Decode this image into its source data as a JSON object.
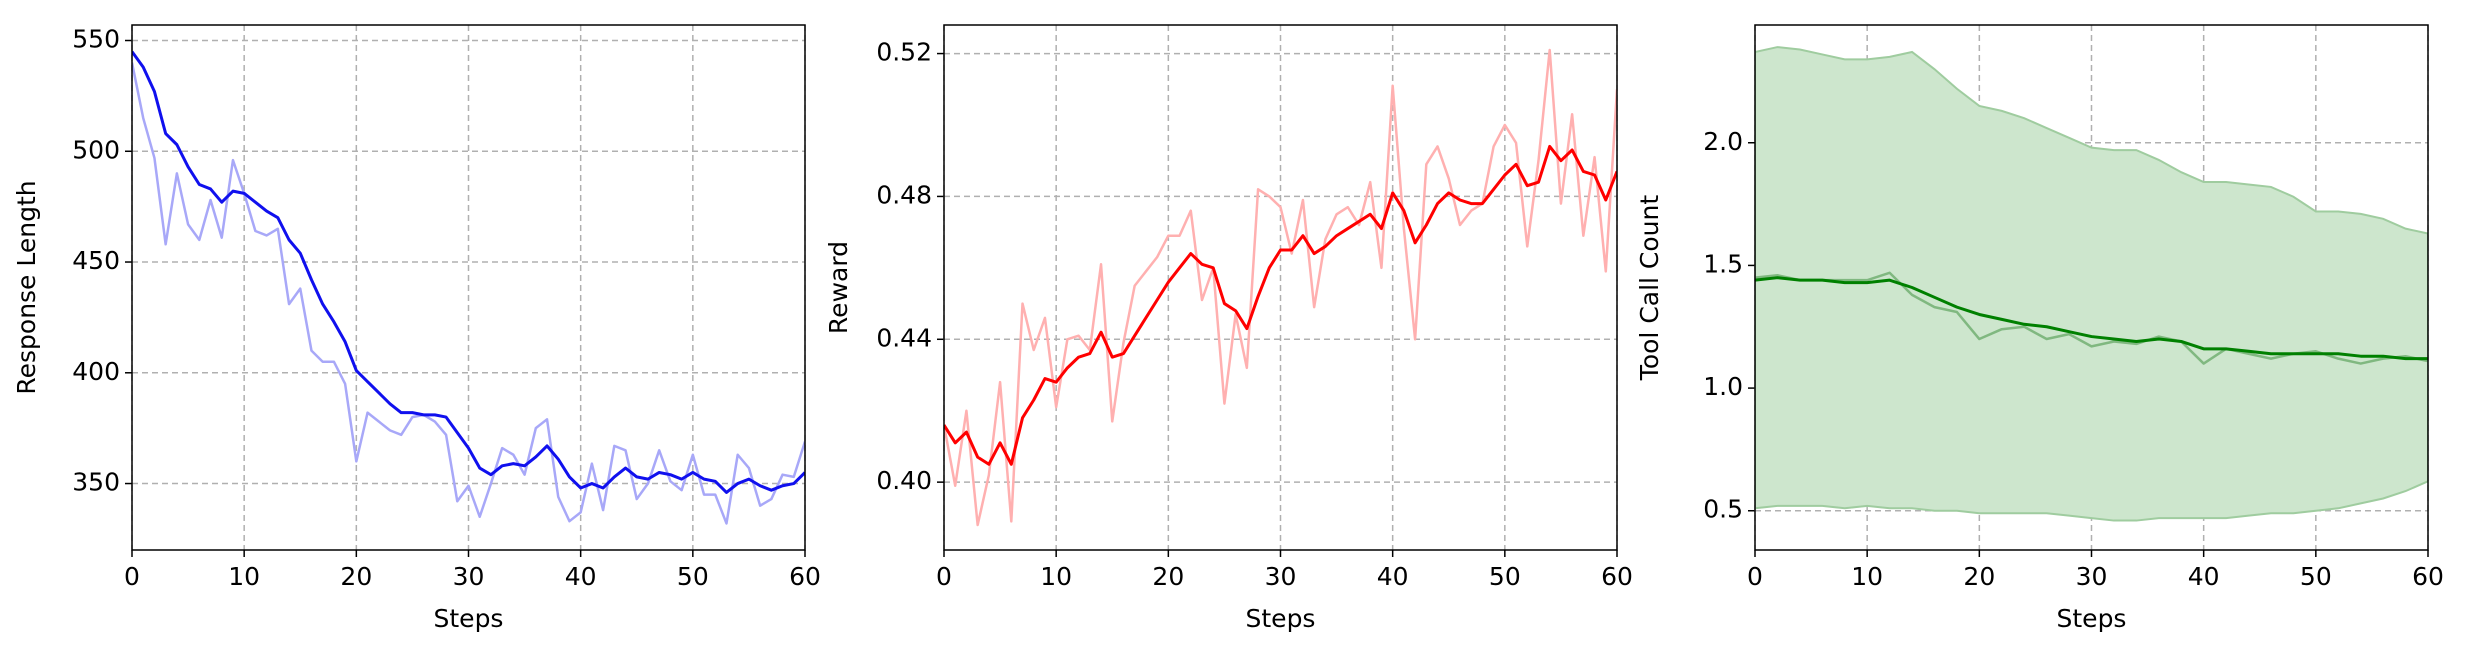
{
  "chart_data": [
    {
      "type": "line",
      "ylabel": "Response Length",
      "xlabel": "Steps",
      "xlim": [
        0,
        60
      ],
      "xticks": [
        0,
        10,
        20,
        30,
        40,
        50,
        60
      ],
      "ylim": [
        320,
        557
      ],
      "yticks": [
        350,
        400,
        450,
        500,
        550
      ],
      "grid": true,
      "x": [
        0,
        1,
        2,
        3,
        4,
        5,
        6,
        7,
        8,
        9,
        10,
        11,
        12,
        13,
        14,
        15,
        16,
        17,
        18,
        19,
        20,
        21,
        22,
        23,
        24,
        25,
        26,
        27,
        28,
        29,
        30,
        31,
        32,
        33,
        34,
        35,
        36,
        37,
        38,
        39,
        40,
        41,
        42,
        43,
        44,
        45,
        46,
        47,
        48,
        49,
        50,
        51,
        52,
        53,
        54,
        55,
        56,
        57,
        58,
        59,
        60
      ],
      "series": [
        {
          "color": "#a8a8f8",
          "values": [
            540,
            515,
            497,
            458,
            490,
            467,
            460,
            478,
            461,
            496,
            481,
            464,
            462,
            465,
            431,
            438,
            410,
            405,
            405,
            395,
            360,
            382,
            378,
            374,
            372,
            380,
            381,
            378,
            372,
            342,
            349,
            335,
            350,
            366,
            363,
            354,
            375,
            379,
            344,
            333,
            337,
            359,
            338,
            367,
            365,
            343,
            350,
            365,
            351,
            347,
            363,
            345,
            345,
            332,
            363,
            357,
            340,
            343,
            354,
            353,
            369
          ]
        },
        {
          "color": "#1010ee",
          "values": [
            545,
            538,
            527,
            508,
            503,
            493,
            485,
            483,
            477,
            482,
            481,
            477,
            473,
            470,
            460,
            454,
            442,
            431,
            423,
            414,
            401,
            396,
            391,
            386,
            382,
            382,
            381,
            381,
            380,
            373,
            366,
            357,
            354,
            358,
            359,
            358,
            362,
            367,
            361,
            353,
            348,
            350,
            348,
            353,
            357,
            353,
            352,
            355,
            354,
            352,
            355,
            352,
            351,
            346,
            350,
            352,
            349,
            347,
            349,
            350,
            355
          ]
        }
      ]
    },
    {
      "type": "line",
      "ylabel": "Reward",
      "xlabel": "Steps",
      "xlim": [
        0,
        60
      ],
      "xticks": [
        0,
        10,
        20,
        30,
        40,
        50,
        60
      ],
      "ylim": [
        0.381,
        0.528
      ],
      "yticks": [
        {
          "value": 0.4,
          "label": "0.40"
        },
        0.44,
        0.48,
        0.52
      ],
      "grid": true,
      "x": [
        0,
        1,
        2,
        3,
        4,
        5,
        6,
        7,
        8,
        9,
        10,
        11,
        12,
        13,
        14,
        15,
        16,
        17,
        18,
        19,
        20,
        21,
        22,
        23,
        24,
        25,
        26,
        27,
        28,
        29,
        30,
        31,
        32,
        33,
        34,
        35,
        36,
        37,
        38,
        39,
        40,
        41,
        42,
        43,
        44,
        45,
        46,
        47,
        48,
        49,
        50,
        51,
        52,
        53,
        54,
        55,
        56,
        57,
        58,
        59,
        60
      ],
      "series": [
        {
          "color": "#ffb0b0",
          "values": [
            0.416,
            0.399,
            0.42,
            0.388,
            0.402,
            0.428,
            0.389,
            0.45,
            0.437,
            0.446,
            0.421,
            0.44,
            0.441,
            0.437,
            0.461,
            0.417,
            0.439,
            0.455,
            0.459,
            0.463,
            0.469,
            0.469,
            0.476,
            0.451,
            0.46,
            0.422,
            0.447,
            0.432,
            0.482,
            0.48,
            0.477,
            0.464,
            0.479,
            0.449,
            0.468,
            0.475,
            0.477,
            0.472,
            0.484,
            0.46,
            0.511,
            0.471,
            0.44,
            0.489,
            0.494,
            0.485,
            0.472,
            0.476,
            0.478,
            0.494,
            0.5,
            0.495,
            0.466,
            0.49,
            0.521,
            0.478,
            0.503,
            0.469,
            0.491,
            0.459,
            0.51
          ]
        },
        {
          "color": "#ff0000",
          "values": [
            0.416,
            0.411,
            0.414,
            0.407,
            0.405,
            0.411,
            0.405,
            0.418,
            0.423,
            0.429,
            0.428,
            0.432,
            0.435,
            0.436,
            0.442,
            0.435,
            0.436,
            0.441,
            0.446,
            0.451,
            0.456,
            0.46,
            0.464,
            0.461,
            0.46,
            0.45,
            0.448,
            0.443,
            0.452,
            0.46,
            0.465,
            0.465,
            0.469,
            0.464,
            0.466,
            0.469,
            0.471,
            0.473,
            0.475,
            0.471,
            0.481,
            0.476,
            0.467,
            0.472,
            0.478,
            0.481,
            0.479,
            0.478,
            0.478,
            0.482,
            0.486,
            0.489,
            0.483,
            0.484,
            0.494,
            0.49,
            0.493,
            0.487,
            0.486,
            0.479,
            0.487
          ]
        }
      ]
    },
    {
      "type": "line",
      "ylabel": "Tool Call Count",
      "xlabel": "Steps",
      "xlim": [
        0,
        60
      ],
      "xticks": [
        0,
        10,
        20,
        30,
        40,
        50,
        60
      ],
      "ylim": [
        0.34,
        2.48
      ],
      "yticks": [
        0.5,
        {
          "value": 1,
          "label": "1.0"
        },
        1.5,
        {
          "value": 2,
          "label": "2.0"
        }
      ],
      "grid": true,
      "x": [
        0,
        2,
        4,
        6,
        8,
        10,
        12,
        14,
        16,
        18,
        20,
        22,
        24,
        26,
        28,
        30,
        32,
        34,
        36,
        38,
        40,
        42,
        44,
        46,
        48,
        50,
        52,
        54,
        56,
        58,
        60
      ],
      "bands": [
        {
          "color": "#cde6cd",
          "lower": [
            0.51,
            0.52,
            0.52,
            0.52,
            0.51,
            0.52,
            0.51,
            0.51,
            0.5,
            0.5,
            0.49,
            0.49,
            0.49,
            0.49,
            0.48,
            0.47,
            0.46,
            0.46,
            0.47,
            0.47,
            0.47,
            0.47,
            0.48,
            0.49,
            0.49,
            0.5,
            0.51,
            0.53,
            0.55,
            0.58,
            0.62
          ],
          "upper": [
            2.37,
            2.39,
            2.38,
            2.36,
            2.34,
            2.34,
            2.35,
            2.37,
            2.3,
            2.22,
            2.15,
            2.13,
            2.1,
            2.06,
            2.02,
            1.98,
            1.97,
            1.97,
            1.93,
            1.88,
            1.84,
            1.84,
            1.83,
            1.82,
            1.78,
            1.72,
            1.72,
            1.71,
            1.69,
            1.65,
            1.63
          ]
        }
      ],
      "series": [
        {
          "color": "#80b880",
          "values": [
            1.45,
            1.46,
            1.44,
            1.44,
            1.44,
            1.44,
            1.47,
            1.38,
            1.33,
            1.31,
            1.2,
            1.24,
            1.25,
            1.2,
            1.22,
            1.17,
            1.19,
            1.18,
            1.21,
            1.19,
            1.1,
            1.16,
            1.14,
            1.12,
            1.14,
            1.15,
            1.12,
            1.1,
            1.12,
            1.13,
            1.11
          ]
        },
        {
          "color": "#008000",
          "values": [
            1.44,
            1.45,
            1.44,
            1.44,
            1.43,
            1.43,
            1.44,
            1.41,
            1.37,
            1.33,
            1.3,
            1.28,
            1.26,
            1.25,
            1.23,
            1.21,
            1.2,
            1.19,
            1.2,
            1.19,
            1.16,
            1.16,
            1.15,
            1.14,
            1.14,
            1.14,
            1.14,
            1.13,
            1.13,
            1.12,
            1.12
          ]
        }
      ]
    }
  ]
}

** Exercise instructions **
Pictures in the data above should not be copied; transcribe everything else exactly.

** Result **
Decode this image into its source data as a JSON object.
{
  "chart_data": [
    {
      "type": "line",
      "ylabel": "Response Length",
      "xlabel": "Steps",
      "xlim": [
        0,
        60
      ],
      "xticks": [
        0,
        10,
        20,
        30,
        40,
        50,
        60
      ],
      "ylim": [
        320,
        557
      ],
      "yticks": [
        350,
        400,
        450,
        500,
        550
      ],
      "grid": true,
      "x": [
        0,
        1,
        2,
        3,
        4,
        5,
        6,
        7,
        8,
        9,
        10,
        11,
        12,
        13,
        14,
        15,
        16,
        17,
        18,
        19,
        20,
        21,
        22,
        23,
        24,
        25,
        26,
        27,
        28,
        29,
        30,
        31,
        32,
        33,
        34,
        35,
        36,
        37,
        38,
        39,
        40,
        41,
        42,
        43,
        44,
        45,
        46,
        47,
        48,
        49,
        50,
        51,
        52,
        53,
        54,
        55,
        56,
        57,
        58,
        59,
        60
      ],
      "series": [
        {
          "color": "#a8a8f8",
          "values": [
            540,
            515,
            497,
            458,
            490,
            467,
            460,
            478,
            461,
            496,
            481,
            464,
            462,
            465,
            431,
            438,
            410,
            405,
            405,
            395,
            360,
            382,
            378,
            374,
            372,
            380,
            381,
            378,
            372,
            342,
            349,
            335,
            350,
            366,
            363,
            354,
            375,
            379,
            344,
            333,
            337,
            359,
            338,
            367,
            365,
            343,
            350,
            365,
            351,
            347,
            363,
            345,
            345,
            332,
            363,
            357,
            340,
            343,
            354,
            353,
            369
          ]
        },
        {
          "color": "#1010ee",
          "values": [
            545,
            538,
            527,
            508,
            503,
            493,
            485,
            483,
            477,
            482,
            481,
            477,
            473,
            470,
            460,
            454,
            442,
            431,
            423,
            414,
            401,
            396,
            391,
            386,
            382,
            382,
            381,
            381,
            380,
            373,
            366,
            357,
            354,
            358,
            359,
            358,
            362,
            367,
            361,
            353,
            348,
            350,
            348,
            353,
            357,
            353,
            352,
            355,
            354,
            352,
            355,
            352,
            351,
            346,
            350,
            352,
            349,
            347,
            349,
            350,
            355
          ]
        }
      ]
    },
    {
      "type": "line",
      "ylabel": "Reward",
      "xlabel": "Steps",
      "xlim": [
        0,
        60
      ],
      "xticks": [
        0,
        10,
        20,
        30,
        40,
        50,
        60
      ],
      "ylim": [
        0.381,
        0.528
      ],
      "yticks": [
        {
          "value": 0.4,
          "label": "0.40"
        },
        0.44,
        0.48,
        0.52
      ],
      "grid": true,
      "x": [
        0,
        1,
        2,
        3,
        4,
        5,
        6,
        7,
        8,
        9,
        10,
        11,
        12,
        13,
        14,
        15,
        16,
        17,
        18,
        19,
        20,
        21,
        22,
        23,
        24,
        25,
        26,
        27,
        28,
        29,
        30,
        31,
        32,
        33,
        34,
        35,
        36,
        37,
        38,
        39,
        40,
        41,
        42,
        43,
        44,
        45,
        46,
        47,
        48,
        49,
        50,
        51,
        52,
        53,
        54,
        55,
        56,
        57,
        58,
        59,
        60
      ],
      "series": [
        {
          "color": "#ffb0b0",
          "values": [
            0.416,
            0.399,
            0.42,
            0.388,
            0.402,
            0.428,
            0.389,
            0.45,
            0.437,
            0.446,
            0.421,
            0.44,
            0.441,
            0.437,
            0.461,
            0.417,
            0.439,
            0.455,
            0.459,
            0.463,
            0.469,
            0.469,
            0.476,
            0.451,
            0.46,
            0.422,
            0.447,
            0.432,
            0.482,
            0.48,
            0.477,
            0.464,
            0.479,
            0.449,
            0.468,
            0.475,
            0.477,
            0.472,
            0.484,
            0.46,
            0.511,
            0.471,
            0.44,
            0.489,
            0.494,
            0.485,
            0.472,
            0.476,
            0.478,
            0.494,
            0.5,
            0.495,
            0.466,
            0.49,
            0.521,
            0.478,
            0.503,
            0.469,
            0.491,
            0.459,
            0.51
          ]
        },
        {
          "color": "#ff0000",
          "values": [
            0.416,
            0.411,
            0.414,
            0.407,
            0.405,
            0.411,
            0.405,
            0.418,
            0.423,
            0.429,
            0.428,
            0.432,
            0.435,
            0.436,
            0.442,
            0.435,
            0.436,
            0.441,
            0.446,
            0.451,
            0.456,
            0.46,
            0.464,
            0.461,
            0.46,
            0.45,
            0.448,
            0.443,
            0.452,
            0.46,
            0.465,
            0.465,
            0.469,
            0.464,
            0.466,
            0.469,
            0.471,
            0.473,
            0.475,
            0.471,
            0.481,
            0.476,
            0.467,
            0.472,
            0.478,
            0.481,
            0.479,
            0.478,
            0.478,
            0.482,
            0.486,
            0.489,
            0.483,
            0.484,
            0.494,
            0.49,
            0.493,
            0.487,
            0.486,
            0.479,
            0.487
          ]
        }
      ]
    },
    {
      "type": "line",
      "ylabel": "Tool Call Count",
      "xlabel": "Steps",
      "xlim": [
        0,
        60
      ],
      "xticks": [
        0,
        10,
        20,
        30,
        40,
        50,
        60
      ],
      "ylim": [
        0.34,
        2.48
      ],
      "yticks": [
        0.5,
        {
          "value": 1,
          "label": "1.0"
        },
        1.5,
        {
          "value": 2,
          "label": "2.0"
        }
      ],
      "grid": true,
      "x": [
        0,
        2,
        4,
        6,
        8,
        10,
        12,
        14,
        16,
        18,
        20,
        22,
        24,
        26,
        28,
        30,
        32,
        34,
        36,
        38,
        40,
        42,
        44,
        46,
        48,
        50,
        52,
        54,
        56,
        58,
        60
      ],
      "bands": [
        {
          "color": "#cde6cd",
          "lower": [
            0.51,
            0.52,
            0.52,
            0.52,
            0.51,
            0.52,
            0.51,
            0.51,
            0.5,
            0.5,
            0.49,
            0.49,
            0.49,
            0.49,
            0.48,
            0.47,
            0.46,
            0.46,
            0.47,
            0.47,
            0.47,
            0.47,
            0.48,
            0.49,
            0.49,
            0.5,
            0.51,
            0.53,
            0.55,
            0.58,
            0.62
          ],
          "upper": [
            2.37,
            2.39,
            2.38,
            2.36,
            2.34,
            2.34,
            2.35,
            2.37,
            2.3,
            2.22,
            2.15,
            2.13,
            2.1,
            2.06,
            2.02,
            1.98,
            1.97,
            1.97,
            1.93,
            1.88,
            1.84,
            1.84,
            1.83,
            1.82,
            1.78,
            1.72,
            1.72,
            1.71,
            1.69,
            1.65,
            1.63
          ]
        }
      ],
      "series": [
        {
          "color": "#80b880",
          "values": [
            1.45,
            1.46,
            1.44,
            1.44,
            1.44,
            1.44,
            1.47,
            1.38,
            1.33,
            1.31,
            1.2,
            1.24,
            1.25,
            1.2,
            1.22,
            1.17,
            1.19,
            1.18,
            1.21,
            1.19,
            1.1,
            1.16,
            1.14,
            1.12,
            1.14,
            1.15,
            1.12,
            1.1,
            1.12,
            1.13,
            1.11
          ]
        },
        {
          "color": "#008000",
          "values": [
            1.44,
            1.45,
            1.44,
            1.44,
            1.43,
            1.43,
            1.44,
            1.41,
            1.37,
            1.33,
            1.3,
            1.28,
            1.26,
            1.25,
            1.23,
            1.21,
            1.2,
            1.19,
            1.2,
            1.19,
            1.16,
            1.16,
            1.15,
            1.14,
            1.14,
            1.14,
            1.14,
            1.13,
            1.13,
            1.12,
            1.12
          ]
        }
      ]
    }
  ]
}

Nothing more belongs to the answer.